— START OF EXCERPTED DATA —

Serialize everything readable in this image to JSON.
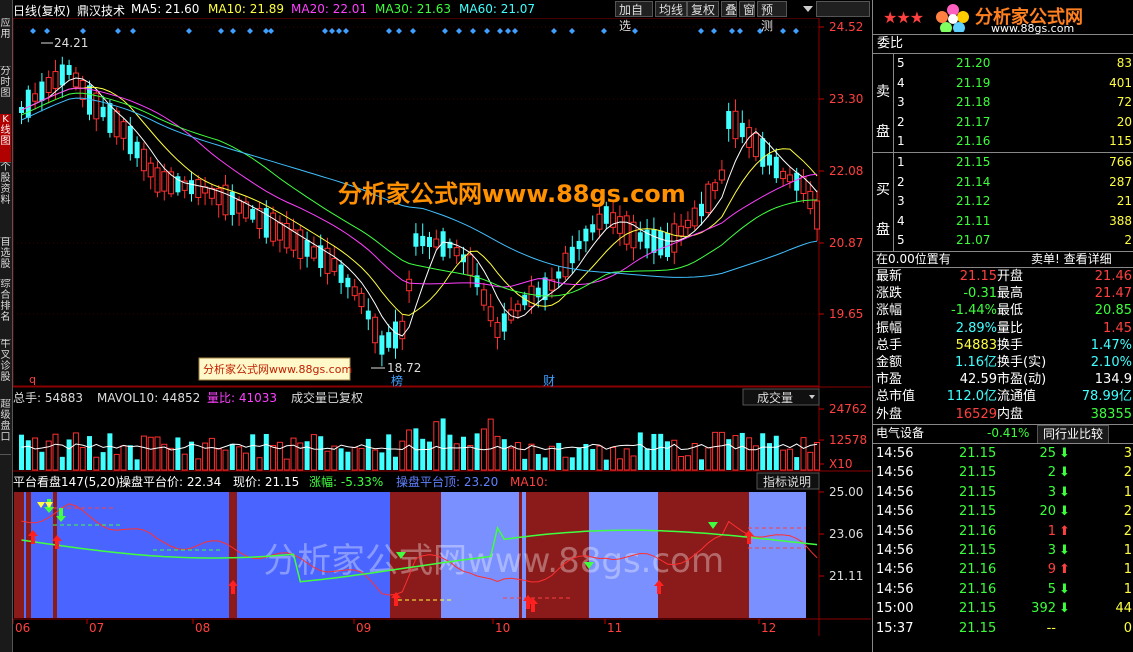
{
  "sidebar": {
    "tabs": [
      {
        "label": "应用",
        "active": false
      },
      {
        "label": "分时图",
        "active": false
      },
      {
        "label": "K线图",
        "active": true
      },
      {
        "label": "个股资料",
        "active": false
      },
      {
        "label": "自选股",
        "active": false
      },
      {
        "label": "综合排名",
        "active": false
      },
      {
        "label": "牛叉诊股",
        "active": false
      },
      {
        "label": "超级盘口",
        "active": false
      }
    ]
  },
  "header": {
    "period": "日线(复权)",
    "stock": "鼎汉技术",
    "ma5": "MA5: 21.60",
    "ma10": "MA10: 21.89",
    "ma20": "MA20: 22.01",
    "ma30": "MA30: 21.63",
    "ma60": "MA60: 21.07",
    "buttons": [
      "加自选",
      "均线",
      "复权",
      "叠",
      "窗",
      "预测"
    ]
  },
  "price_axis": [
    "24.52",
    "23.30",
    "22.08",
    "20.87",
    "19.65"
  ],
  "annotations": {
    "high": "24.21",
    "low": "18.72",
    "q": "q",
    "bang": "榜",
    "cai": "财",
    "watermark_small": "分析家公式网www.88gs.com",
    "watermark_main": "分析家公式网www.88gs.com",
    "watermark_bottom": "分析家公式网www.88gs.com"
  },
  "volume": {
    "total_label": "总手: 54883",
    "mavol": "MAVOL10: 44852",
    "ratio": "量比: 41033",
    "note": "成交量已复权",
    "selector": "成交量",
    "axis": [
      "24762",
      "12578",
      "X10"
    ]
  },
  "indicator": {
    "title": "平台看盘147(5,20)",
    "op_price": "操盘平台价: 22.34",
    "now": "现价: 21.15",
    "change": "涨幅: -5.33%",
    "op_top": "操盘平台顶: 23.20",
    "ma10": "MA10:",
    "explain": "指标说明",
    "axis": [
      "25.00",
      "23.06",
      "21.11"
    ]
  },
  "x_axis": [
    "06",
    "07",
    "08",
    "09",
    "10",
    "11",
    "12"
  ],
  "logo": {
    "title": "分析家公式网",
    "url": "www.88gs.com",
    "stars": "★★★"
  },
  "orderbook": {
    "title": "委比",
    "sell_label": "卖盘",
    "buy_label": "买盘",
    "sell": [
      [
        "5",
        "21.20",
        "83"
      ],
      [
        "4",
        "21.19",
        "401"
      ],
      [
        "3",
        "21.18",
        "72"
      ],
      [
        "2",
        "21.17",
        "20"
      ],
      [
        "1",
        "21.16",
        "115"
      ]
    ],
    "buy": [
      [
        "1",
        "21.15",
        "766"
      ],
      [
        "2",
        "21.14",
        "287"
      ],
      [
        "3",
        "21.12",
        "21"
      ],
      [
        "4",
        "21.11",
        "388"
      ],
      [
        "5",
        "21.07",
        "2"
      ]
    ]
  },
  "position": {
    "left": "在0.00位置有",
    "right": "卖单! 查看详细"
  },
  "stats": [
    [
      "最新",
      "21.15",
      "开盘",
      "21.46"
    ],
    [
      "涨跌",
      "-0.31",
      "最高",
      "21.47"
    ],
    [
      "涨幅",
      "-1.44%",
      "最低",
      "20.85"
    ],
    [
      "振幅",
      "2.89%",
      "量比",
      "1.45"
    ],
    [
      "总手",
      "54883",
      "换手",
      "1.47%"
    ],
    [
      "金额",
      "1.16亿",
      "换手(实)",
      "2.10%"
    ],
    [
      "市盈",
      "42.59",
      "市盈(动)",
      "134.9"
    ],
    [
      "总市值",
      "112.0亿",
      "流通值",
      "78.99亿"
    ],
    [
      "外盘",
      "16529",
      "内盘",
      "38355"
    ]
  ],
  "industry": {
    "name": "电气设备",
    "change": "-0.41%",
    "button": "同行业比较"
  },
  "ticks": [
    [
      "14:56",
      "21.15",
      "25",
      "down",
      "3"
    ],
    [
      "14:56",
      "21.15",
      "2",
      "down",
      "2"
    ],
    [
      "14:56",
      "21.15",
      "3",
      "down",
      "1"
    ],
    [
      "14:56",
      "21.15",
      "20",
      "down",
      "2"
    ],
    [
      "14:56",
      "21.16",
      "1",
      "up",
      "2"
    ],
    [
      "14:56",
      "21.15",
      "3",
      "down",
      "1"
    ],
    [
      "14:56",
      "21.16",
      "9",
      "up",
      "1"
    ],
    [
      "14:56",
      "21.16",
      "5",
      "down",
      "1"
    ],
    [
      "15:00",
      "21.15",
      "392",
      "down",
      "44"
    ],
    [
      "15:37",
      "21.15",
      "--",
      "none",
      "0"
    ]
  ]
}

— END OF EXCERPTED DATA —

Collect each line holding the string "分析家公式网www".

▶ ANSWER TO THIS EXERCISE
    "watermark_small": "分析家公式网www.88gs.com",
    "watermark_main": "分析家公式网www.88gs.com",
    "watermark_bottom": "分析家公式网www.88gs.com"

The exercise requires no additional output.